Problem statement: Among the records that follow, count the lines with the string "经营管理"; report only that count.

______

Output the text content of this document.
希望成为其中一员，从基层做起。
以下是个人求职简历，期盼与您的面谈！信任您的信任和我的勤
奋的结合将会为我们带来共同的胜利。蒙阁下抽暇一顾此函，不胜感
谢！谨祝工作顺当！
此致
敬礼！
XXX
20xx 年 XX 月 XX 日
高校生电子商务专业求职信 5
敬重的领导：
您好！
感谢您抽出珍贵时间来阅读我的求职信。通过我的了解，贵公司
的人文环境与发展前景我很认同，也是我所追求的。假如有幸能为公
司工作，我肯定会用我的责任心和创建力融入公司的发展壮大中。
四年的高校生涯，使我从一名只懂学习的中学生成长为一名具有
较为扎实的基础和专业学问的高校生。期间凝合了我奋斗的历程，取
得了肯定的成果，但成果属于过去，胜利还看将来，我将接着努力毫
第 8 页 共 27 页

______

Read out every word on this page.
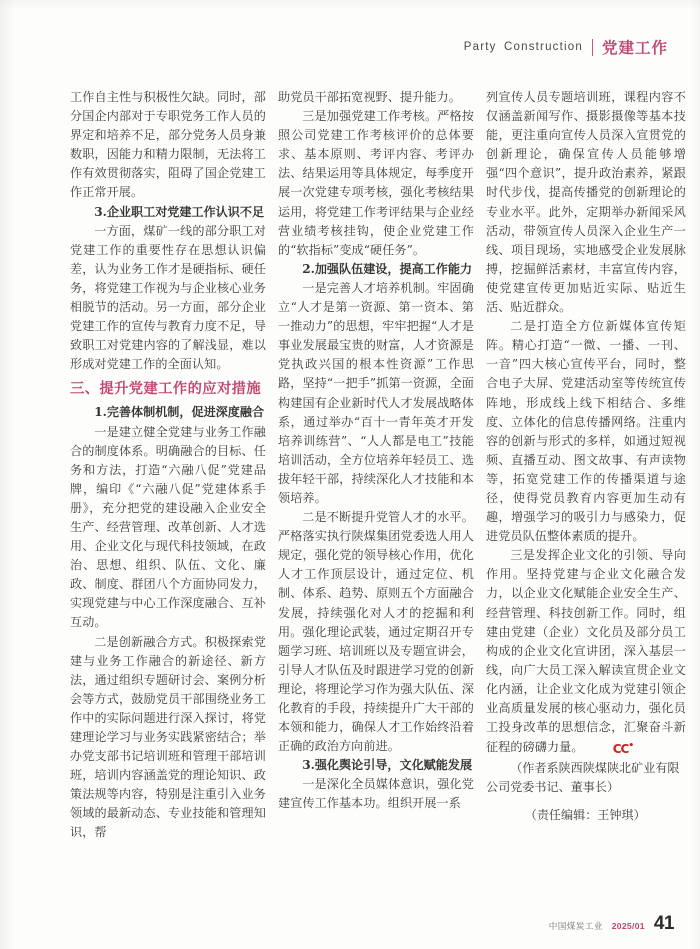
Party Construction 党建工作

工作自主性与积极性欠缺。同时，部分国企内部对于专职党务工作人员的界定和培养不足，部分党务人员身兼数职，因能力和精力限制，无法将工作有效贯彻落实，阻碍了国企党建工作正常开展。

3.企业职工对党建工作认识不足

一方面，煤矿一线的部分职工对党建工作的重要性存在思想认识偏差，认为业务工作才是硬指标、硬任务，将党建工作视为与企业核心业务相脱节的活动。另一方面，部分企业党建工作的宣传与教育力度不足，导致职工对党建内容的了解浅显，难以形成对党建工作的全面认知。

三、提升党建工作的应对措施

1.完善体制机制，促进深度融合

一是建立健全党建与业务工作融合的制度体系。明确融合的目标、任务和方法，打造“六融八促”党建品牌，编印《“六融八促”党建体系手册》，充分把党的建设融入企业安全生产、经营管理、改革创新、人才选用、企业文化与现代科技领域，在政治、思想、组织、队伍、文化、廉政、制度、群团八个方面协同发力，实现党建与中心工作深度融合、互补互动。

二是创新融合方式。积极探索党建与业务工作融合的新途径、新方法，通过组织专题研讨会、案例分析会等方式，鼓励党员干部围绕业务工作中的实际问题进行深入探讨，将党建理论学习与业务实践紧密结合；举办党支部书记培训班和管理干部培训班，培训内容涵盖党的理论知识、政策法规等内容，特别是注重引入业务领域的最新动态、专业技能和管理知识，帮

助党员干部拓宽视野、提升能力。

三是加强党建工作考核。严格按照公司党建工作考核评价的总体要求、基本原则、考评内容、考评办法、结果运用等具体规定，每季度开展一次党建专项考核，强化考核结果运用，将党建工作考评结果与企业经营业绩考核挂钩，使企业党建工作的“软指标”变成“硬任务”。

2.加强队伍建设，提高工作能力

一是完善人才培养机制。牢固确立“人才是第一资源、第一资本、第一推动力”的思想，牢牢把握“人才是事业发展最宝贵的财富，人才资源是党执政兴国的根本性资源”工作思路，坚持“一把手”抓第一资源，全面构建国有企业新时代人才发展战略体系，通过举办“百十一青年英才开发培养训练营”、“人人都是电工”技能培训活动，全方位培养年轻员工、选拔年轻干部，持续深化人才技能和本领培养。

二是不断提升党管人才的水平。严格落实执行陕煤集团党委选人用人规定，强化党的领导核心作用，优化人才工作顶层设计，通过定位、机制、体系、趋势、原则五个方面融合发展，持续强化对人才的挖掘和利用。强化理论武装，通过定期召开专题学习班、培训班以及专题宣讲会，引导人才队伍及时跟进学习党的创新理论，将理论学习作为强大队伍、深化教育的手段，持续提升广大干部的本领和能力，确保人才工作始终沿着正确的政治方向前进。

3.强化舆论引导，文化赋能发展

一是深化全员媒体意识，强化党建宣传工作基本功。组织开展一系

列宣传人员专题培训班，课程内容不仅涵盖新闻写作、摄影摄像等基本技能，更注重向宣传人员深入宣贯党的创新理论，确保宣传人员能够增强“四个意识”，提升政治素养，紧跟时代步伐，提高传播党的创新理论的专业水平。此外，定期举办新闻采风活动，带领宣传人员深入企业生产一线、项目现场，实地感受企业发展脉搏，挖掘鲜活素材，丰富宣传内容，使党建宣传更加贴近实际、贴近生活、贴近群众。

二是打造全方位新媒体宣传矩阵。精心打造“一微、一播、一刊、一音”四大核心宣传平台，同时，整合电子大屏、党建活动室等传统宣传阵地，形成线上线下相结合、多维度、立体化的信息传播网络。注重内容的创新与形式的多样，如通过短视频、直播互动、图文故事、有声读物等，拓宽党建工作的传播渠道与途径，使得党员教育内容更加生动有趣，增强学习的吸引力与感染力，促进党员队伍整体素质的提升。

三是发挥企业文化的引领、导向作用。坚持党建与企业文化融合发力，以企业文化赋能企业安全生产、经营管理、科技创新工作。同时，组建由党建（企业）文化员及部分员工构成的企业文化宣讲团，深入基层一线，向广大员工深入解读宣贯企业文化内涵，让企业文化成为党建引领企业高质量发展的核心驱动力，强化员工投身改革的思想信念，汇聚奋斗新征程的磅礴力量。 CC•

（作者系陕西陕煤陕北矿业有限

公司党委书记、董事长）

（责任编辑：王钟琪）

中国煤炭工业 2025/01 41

______

Response: 2